Required task:
Write out the entries again exactly as they are given.

━━ Data to use ━━

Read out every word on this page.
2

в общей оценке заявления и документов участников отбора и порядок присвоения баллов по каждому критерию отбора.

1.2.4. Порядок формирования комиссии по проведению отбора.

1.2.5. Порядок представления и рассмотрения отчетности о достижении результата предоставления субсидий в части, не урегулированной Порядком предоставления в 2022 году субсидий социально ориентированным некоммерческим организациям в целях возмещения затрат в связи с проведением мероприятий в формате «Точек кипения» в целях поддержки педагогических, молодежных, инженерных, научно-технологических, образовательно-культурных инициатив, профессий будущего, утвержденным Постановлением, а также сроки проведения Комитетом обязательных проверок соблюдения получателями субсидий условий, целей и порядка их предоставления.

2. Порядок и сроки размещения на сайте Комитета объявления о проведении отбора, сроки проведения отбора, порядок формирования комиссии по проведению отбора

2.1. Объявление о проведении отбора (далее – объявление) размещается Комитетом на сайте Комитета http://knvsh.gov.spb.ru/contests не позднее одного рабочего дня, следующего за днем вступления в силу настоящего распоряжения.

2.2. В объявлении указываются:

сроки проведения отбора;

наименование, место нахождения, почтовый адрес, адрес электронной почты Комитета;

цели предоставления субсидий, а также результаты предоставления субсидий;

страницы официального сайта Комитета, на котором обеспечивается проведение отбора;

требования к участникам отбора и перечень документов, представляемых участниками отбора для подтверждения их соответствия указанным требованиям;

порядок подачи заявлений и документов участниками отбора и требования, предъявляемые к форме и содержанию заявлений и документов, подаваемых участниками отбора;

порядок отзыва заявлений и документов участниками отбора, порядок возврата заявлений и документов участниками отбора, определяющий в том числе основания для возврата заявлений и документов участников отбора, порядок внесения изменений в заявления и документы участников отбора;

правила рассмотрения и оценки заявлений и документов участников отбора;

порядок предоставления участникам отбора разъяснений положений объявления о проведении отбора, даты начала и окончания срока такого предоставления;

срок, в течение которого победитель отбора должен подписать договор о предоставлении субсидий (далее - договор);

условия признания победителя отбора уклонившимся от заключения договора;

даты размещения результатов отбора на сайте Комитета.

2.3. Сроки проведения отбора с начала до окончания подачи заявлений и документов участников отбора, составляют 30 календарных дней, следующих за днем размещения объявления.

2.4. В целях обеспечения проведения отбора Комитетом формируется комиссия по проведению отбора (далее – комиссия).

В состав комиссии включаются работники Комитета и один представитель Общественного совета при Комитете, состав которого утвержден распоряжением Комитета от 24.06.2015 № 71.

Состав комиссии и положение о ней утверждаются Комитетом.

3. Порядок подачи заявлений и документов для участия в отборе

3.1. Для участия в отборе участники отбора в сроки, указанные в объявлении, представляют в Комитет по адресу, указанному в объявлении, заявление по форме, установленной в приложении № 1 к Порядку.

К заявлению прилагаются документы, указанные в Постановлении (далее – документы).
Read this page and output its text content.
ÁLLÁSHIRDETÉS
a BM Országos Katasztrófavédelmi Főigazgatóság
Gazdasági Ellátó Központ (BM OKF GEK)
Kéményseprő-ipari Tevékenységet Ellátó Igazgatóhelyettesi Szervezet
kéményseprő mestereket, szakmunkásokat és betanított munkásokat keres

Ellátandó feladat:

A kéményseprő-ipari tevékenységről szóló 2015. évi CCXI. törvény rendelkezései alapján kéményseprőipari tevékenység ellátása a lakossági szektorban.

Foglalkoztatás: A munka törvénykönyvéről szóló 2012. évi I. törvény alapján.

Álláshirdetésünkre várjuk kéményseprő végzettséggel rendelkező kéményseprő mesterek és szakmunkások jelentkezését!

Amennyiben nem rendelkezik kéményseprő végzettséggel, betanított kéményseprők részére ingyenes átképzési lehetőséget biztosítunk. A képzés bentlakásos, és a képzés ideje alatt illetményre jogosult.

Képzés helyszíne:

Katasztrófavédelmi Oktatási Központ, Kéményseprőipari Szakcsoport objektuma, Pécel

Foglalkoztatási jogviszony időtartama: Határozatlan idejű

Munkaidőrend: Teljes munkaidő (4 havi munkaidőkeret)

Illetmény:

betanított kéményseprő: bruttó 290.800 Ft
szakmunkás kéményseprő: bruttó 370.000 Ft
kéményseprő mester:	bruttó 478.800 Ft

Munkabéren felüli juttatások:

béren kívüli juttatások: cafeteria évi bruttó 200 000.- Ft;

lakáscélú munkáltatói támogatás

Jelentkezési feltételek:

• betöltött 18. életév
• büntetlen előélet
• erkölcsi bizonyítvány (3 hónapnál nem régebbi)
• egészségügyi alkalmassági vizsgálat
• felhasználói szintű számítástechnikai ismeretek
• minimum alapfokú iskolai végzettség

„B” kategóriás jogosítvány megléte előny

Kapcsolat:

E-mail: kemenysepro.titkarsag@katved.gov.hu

━━━

Completed exercise:
Read out every word on this page.
2

в общей оценке заявления и документов участников отбора и порядок присвоения баллов по каждому критерию отбора.

1.2.4. Порядок формирования комиссии по проведению отбора.

1.2.5. Порядок представления и рассмотрения отчетности о достижении результата предоставления субсидий в части, не урегулированной Порядком предоставления в 2022 году субсидий социально ориентированным некоммерческим организациям в целях возмещения затрат в связи с проведением мероприятий в формате «Точек кипения» в целях поддержки педагогических, молодежных, инженерных, научно-технологических, образовательно-культурных инициатив, профессий будущего, утвержденным Постановлением, а также сроки проведения Комитетом обязательных проверок соблюдения получателями субсидий условий, целей и порядка их предоставления.

2. Порядок и сроки размещения на сайте Комитета объявления о проведении отбора, сроки проведения отбора, порядок формирования комиссии по проведению отбора

2.1. Объявление о проведении отбора (далее – объявление) размещается Комитетом на сайте Комитета http://knvsh.gov.spb.ru/contests не позднее одного рабочего дня, следующего за днем вступления в силу настоящего распоряжения.

2.2. В объявлении указываются:

сроки проведения отбора;

наименование, место нахождения, почтовый адрес, адрес электронной почты Комитета;

цели предоставления субсидий, а также результаты предоставления субсидий;

страницы официального сайта Комитета, на котором обеспечивается проведение отбора;

требования к участникам отбора и перечень документов, представляемых участниками отбора для подтверждения их соответствия указанным требованиям;

порядок подачи заявлений и документов участниками отбора и требования, предъявляемые к форме и содержанию заявлений и документов, подаваемых участниками отбора;

порядок отзыва заявлений и документов участниками отбора, порядок возврата заявлений и документов участниками отбора, определяющий в том числе основания для возврата заявлений и документов участников отбора, порядок внесения изменений в заявления и документы участников отбора;

правила рассмотрения и оценки заявлений и документов участников отбора;

порядок предоставления участникам отбора разъяснений положений объявления о проведении отбора, даты начала и окончания срока такого предоставления;

срок, в течение которого победитель отбора должен подписать договор о предоставлении субсидий (далее - договор);

условия признания победителя отбора уклонившимся от заключения договора;

даты размещения результатов отбора на сайте Комитета.

2.3. Сроки проведения отбора с начала до окончания подачи заявлений и документов участников отбора, составляют 30 календарных дней, следующих за днем размещения объявления.

2.4. В целях обеспечения проведения отбора Комитетом формируется комиссия по проведению отбора (далее – комиссия).

В состав комиссии включаются работники Комитета и один представитель Общественного совета при Комитете, состав которого утвержден распоряжением Комитета от 24.06.2015 № 71.

Состав комиссии и положение о ней утверждаются Комитетом.

3. Порядок подачи заявлений и документов для участия в отборе

3.1. Для участия в отборе участники отбора в сроки, указанные в объявлении, представляют в Комитет по адресу, указанному в объявлении, заявление по форме, установленной в приложении № 1 к Порядку.

К заявлению прилагаются документы, указанные в Постановлении (далее – документы).
Read this page and output its text content.
ÁLLÁSHIRDETÉS
a BM Országos Katasztrófavédelmi Főigazgatóság
Gazdasági Ellátó Központ (BM OKF GEK)
Kéményseprő-ipari Tevékenységet Ellátó Igazgatóhelyettesi Szervezet
kéményseprő mestereket, szakmunkásokat és betanított munkásokat keres

Ellátandó feladat:

A kéményseprő-ipari tevékenységről szóló 2015. évi CCXI. törvény rendelkezései alapján kéményseprőipari tevékenység ellátása a lakossági szektorban.

Foglalkoztatás: A munka törvénykönyvéről szóló 2012. évi I. törvény alapján.

Álláshirdetésünkre várjuk kéményseprő végzettséggel rendelkező kéményseprő mesterek és szakmunkások jelentkezését!

Amennyiben nem rendelkezik kéményseprő végzettséggel, betanított kéményseprők részére ingyenes átképzési lehetőséget biztosítunk. A képzés bentlakásos, és a képzés ideje alatt illetményre jogosult.

Képzés helyszíne:

Katasztrófavédelmi Oktatási Központ, Kéményseprőipari Szakcsoport objektuma, Pécel

Foglalkoztatási jogviszony időtartama: Határozatlan idejű

Munkaidőrend: Teljes munkaidő (4 havi munkaidőkeret)

Illetmény:

betanított kéményseprő: bruttó 290.800 Ft
szakmunkás kéményseprő: bruttó 370.000 Ft
kéményseprő mester:	bruttó 478.800 Ft

Munkabéren felüli juttatások:

béren kívüli juttatások: cafeteria évi bruttó 200 000.- Ft;

lakáscélú munkáltatói támogatás

Jelentkezési feltételek:

• betöltött 18. életév
• büntetlen előélet
• erkölcsi bizonyítvány (3 hónapnál nem régebbi)
• egészségügyi alkalmassági vizsgálat
• felhasználói szintű számítástechnikai ismeretek
• minimum alapfokú iskolai végzettség

„B” kategóriás jogosítvány megléte előny

Kapcsolat:

E-mail: kemenysepro.titkarsag@katved.gov.hu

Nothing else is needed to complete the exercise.